> **OBJECTIF**: Extrayez des données ci-dessous chaque ligne contenant la chaîne « group ».

(Entrées de données collectées)
▼▼▼

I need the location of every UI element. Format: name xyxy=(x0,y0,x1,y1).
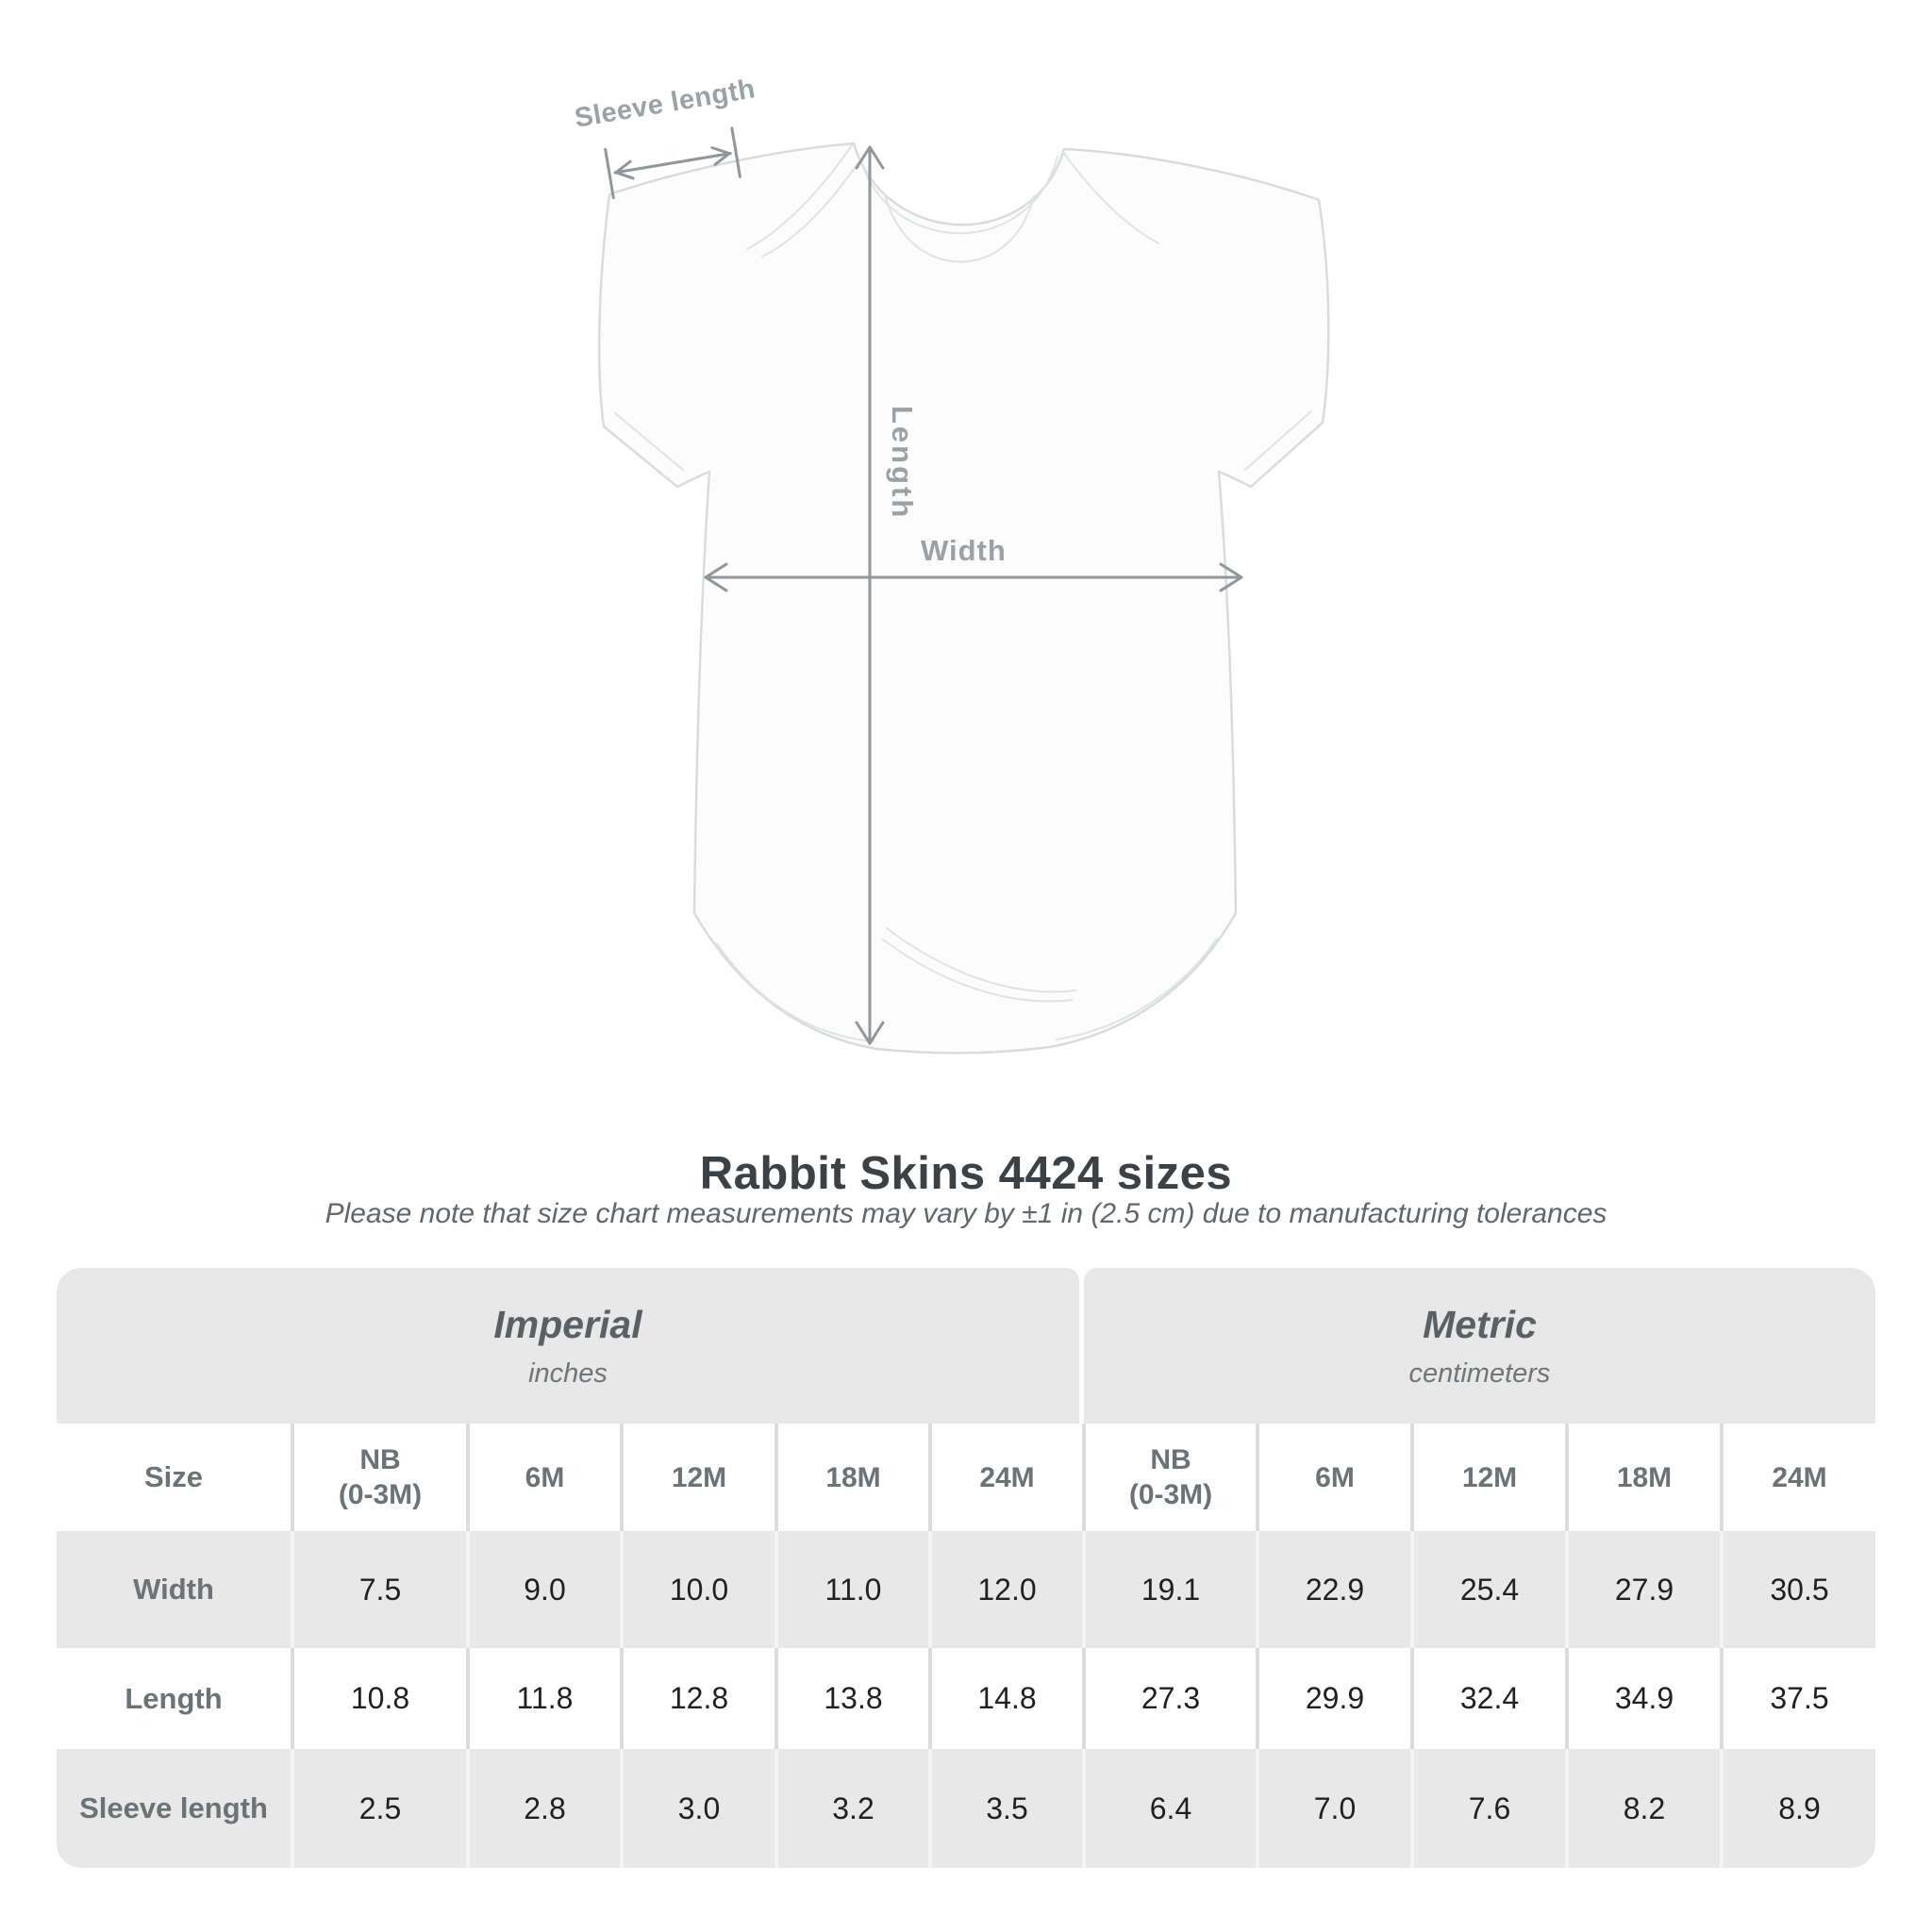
column-header-line1: 24M xyxy=(979,1461,1035,1493)
table-cell: 8.9 xyxy=(1720,1749,1875,1868)
table-cell: 14.8 xyxy=(928,1648,1082,1749)
left-sleeve-hem-seam xyxy=(614,412,684,471)
column-header-line2: (0-3M) xyxy=(1128,1479,1213,1510)
back-neckline-seam xyxy=(884,193,1035,263)
table-cell: 25.4 xyxy=(1410,1531,1565,1648)
imperial-title: Imperial xyxy=(493,1302,642,1346)
column-header: 6M xyxy=(1256,1424,1410,1531)
column-header: 12M xyxy=(1410,1424,1565,1531)
table-cell: 10.0 xyxy=(620,1531,774,1648)
table-cell: 34.9 xyxy=(1565,1648,1720,1749)
table-cell: 8.2 xyxy=(1565,1749,1720,1868)
right-sleeve-hem-seam xyxy=(1244,410,1312,471)
table-cell: 3.0 xyxy=(620,1749,774,1868)
size-table: Imperial inches Metric centimeters Size … xyxy=(57,1268,1875,1868)
column-header: 24M xyxy=(1720,1424,1875,1531)
row-label-sleeve-length: Sleeve length xyxy=(57,1749,291,1868)
row-label-length: Length xyxy=(125,1681,223,1715)
table-cell: 9.0 xyxy=(466,1531,620,1648)
column-header: NB (0-3M) xyxy=(1082,1424,1256,1531)
column-header-line1: 24M xyxy=(1772,1461,1827,1493)
column-header-line2: (0-3M) xyxy=(338,1479,423,1510)
table-cell: 11.0 xyxy=(774,1531,928,1648)
imperial-group-header: Imperial inches xyxy=(57,1268,1079,1424)
column-header-line1: 6M xyxy=(525,1461,565,1493)
table-cell: 22.9 xyxy=(1256,1531,1410,1648)
table-cell: 7.6 xyxy=(1410,1749,1565,1868)
right-leg-binding-seam xyxy=(1056,938,1218,1041)
length-arrow xyxy=(855,145,885,1045)
column-header-line1: 18M xyxy=(825,1461,881,1493)
width-label: Width xyxy=(921,534,1007,567)
snap-flap-seam xyxy=(886,927,1076,993)
imperial-unit: inches xyxy=(528,1357,608,1389)
table-cell: 27.9 xyxy=(1565,1531,1720,1648)
column-header-line1: 12M xyxy=(671,1461,727,1493)
table-cell: 30.5 xyxy=(1720,1531,1875,1648)
column-header: 18M xyxy=(1565,1424,1720,1531)
column-header: 24M xyxy=(928,1424,1082,1531)
column-header: 12M xyxy=(620,1424,774,1531)
table-cell: 13.8 xyxy=(774,1648,928,1749)
bodysuit-illustration xyxy=(597,126,1330,1055)
page-title: Rabbit Skins 4424 sizes xyxy=(699,1148,1233,1199)
table-cell: 2.5 xyxy=(291,1749,466,1868)
left-lap-shoulder-echo xyxy=(761,161,859,258)
column-header: 6M xyxy=(466,1424,620,1531)
table-cell: 32.4 xyxy=(1410,1648,1565,1749)
neckband-seam xyxy=(859,156,1058,235)
table-cell: 3.2 xyxy=(774,1749,928,1868)
column-header-line1: 6M xyxy=(1315,1461,1355,1493)
column-header-line1: NB xyxy=(359,1444,401,1475)
table-cell: 11.8 xyxy=(466,1648,620,1749)
row-label-width: Width xyxy=(57,1531,291,1648)
snap-flap-seam-echo xyxy=(882,939,1073,1003)
sleeve-length-arrow xyxy=(604,126,741,200)
column-header-line1: 18M xyxy=(1616,1461,1673,1493)
metric-group-header: Metric centimeters xyxy=(1084,1268,1875,1424)
table-cell: 7.0 xyxy=(1256,1749,1410,1868)
metric-title: Metric xyxy=(1423,1302,1537,1346)
table-cell: 12.0 xyxy=(928,1531,1082,1648)
table-cell: 3.5 xyxy=(928,1749,1082,1868)
table-cell: 19.1 xyxy=(1082,1531,1256,1648)
column-header-line1: 12M xyxy=(1461,1461,1518,1493)
table-cell: 6.4 xyxy=(1082,1749,1256,1868)
tolerance-note: Please note that size chart measurements… xyxy=(325,1198,1607,1229)
table-cell: 12.8 xyxy=(620,1648,774,1749)
table-cell: 27.3 xyxy=(1082,1648,1256,1749)
table-cell: 29.9 xyxy=(1256,1648,1410,1749)
left-leg-binding-seam xyxy=(716,942,874,1042)
right-lap-shoulder-seam xyxy=(1061,150,1159,244)
column-header: NB (0-3M) xyxy=(291,1424,466,1531)
metric-unit: centimeters xyxy=(1408,1357,1551,1389)
column-header-line1: NB xyxy=(1150,1444,1191,1475)
length-label: Length xyxy=(886,406,919,521)
table-cell: 10.8 xyxy=(291,1648,466,1749)
column-header: 18M xyxy=(774,1424,928,1531)
table-cell: 2.8 xyxy=(466,1749,620,1868)
width-arrow xyxy=(704,562,1243,592)
left-lap-shoulder-seam xyxy=(746,144,853,250)
corner-header-size: Size xyxy=(143,1460,204,1493)
table-cell: 37.5 xyxy=(1720,1648,1875,1749)
table-cell: 7.5 xyxy=(291,1531,466,1648)
bodysuit-outline xyxy=(597,142,1330,1055)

▲▲▲

> **RÉSULTAT**:
imperial-group-header: Imperial inches xyxy=(57,1268,1079,1424)
metric-group-header: Metric centimeters xyxy=(1084,1268,1875,1424)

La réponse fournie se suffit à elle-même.